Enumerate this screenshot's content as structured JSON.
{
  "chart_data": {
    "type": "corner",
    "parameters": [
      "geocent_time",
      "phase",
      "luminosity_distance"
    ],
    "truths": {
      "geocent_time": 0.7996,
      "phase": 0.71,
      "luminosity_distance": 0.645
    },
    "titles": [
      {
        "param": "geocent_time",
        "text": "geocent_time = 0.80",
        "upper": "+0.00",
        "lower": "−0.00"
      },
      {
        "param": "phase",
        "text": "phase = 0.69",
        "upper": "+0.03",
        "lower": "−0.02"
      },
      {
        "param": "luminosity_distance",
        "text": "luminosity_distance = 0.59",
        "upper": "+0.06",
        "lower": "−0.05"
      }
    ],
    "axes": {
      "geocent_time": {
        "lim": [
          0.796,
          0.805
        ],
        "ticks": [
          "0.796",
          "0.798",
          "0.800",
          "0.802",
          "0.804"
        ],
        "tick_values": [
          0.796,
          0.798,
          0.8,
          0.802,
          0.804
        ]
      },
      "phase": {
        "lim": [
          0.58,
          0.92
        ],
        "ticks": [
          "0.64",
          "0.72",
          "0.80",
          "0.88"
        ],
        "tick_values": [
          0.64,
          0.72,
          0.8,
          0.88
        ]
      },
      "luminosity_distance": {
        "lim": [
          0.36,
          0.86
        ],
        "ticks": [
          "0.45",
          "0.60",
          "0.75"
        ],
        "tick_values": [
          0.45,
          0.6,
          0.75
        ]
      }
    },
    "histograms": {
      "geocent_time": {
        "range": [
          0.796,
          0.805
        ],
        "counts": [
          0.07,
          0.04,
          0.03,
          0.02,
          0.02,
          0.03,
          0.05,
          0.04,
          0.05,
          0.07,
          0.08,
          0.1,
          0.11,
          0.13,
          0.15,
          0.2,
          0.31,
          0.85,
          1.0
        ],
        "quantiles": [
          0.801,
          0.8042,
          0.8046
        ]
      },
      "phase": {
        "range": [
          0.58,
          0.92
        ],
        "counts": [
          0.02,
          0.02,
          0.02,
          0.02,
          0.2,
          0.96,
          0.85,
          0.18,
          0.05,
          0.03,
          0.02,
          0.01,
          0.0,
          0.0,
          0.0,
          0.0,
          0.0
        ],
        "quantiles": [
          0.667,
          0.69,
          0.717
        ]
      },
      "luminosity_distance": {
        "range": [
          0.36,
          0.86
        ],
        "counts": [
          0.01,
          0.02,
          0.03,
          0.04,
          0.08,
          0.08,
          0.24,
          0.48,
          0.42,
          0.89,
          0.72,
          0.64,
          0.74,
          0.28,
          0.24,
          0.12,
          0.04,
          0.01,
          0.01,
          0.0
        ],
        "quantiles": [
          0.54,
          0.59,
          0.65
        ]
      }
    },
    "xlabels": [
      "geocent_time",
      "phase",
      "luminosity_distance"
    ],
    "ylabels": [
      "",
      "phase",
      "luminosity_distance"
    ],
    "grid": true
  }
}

_____

### Your objective:
Locate all lines in the listing above with the word "text". Copy them.

### Exercise result:
        "text": "geocent_time = 0.80",
        "text": "phase = 0.69",
        "text": "luminosity_distance = 0.59",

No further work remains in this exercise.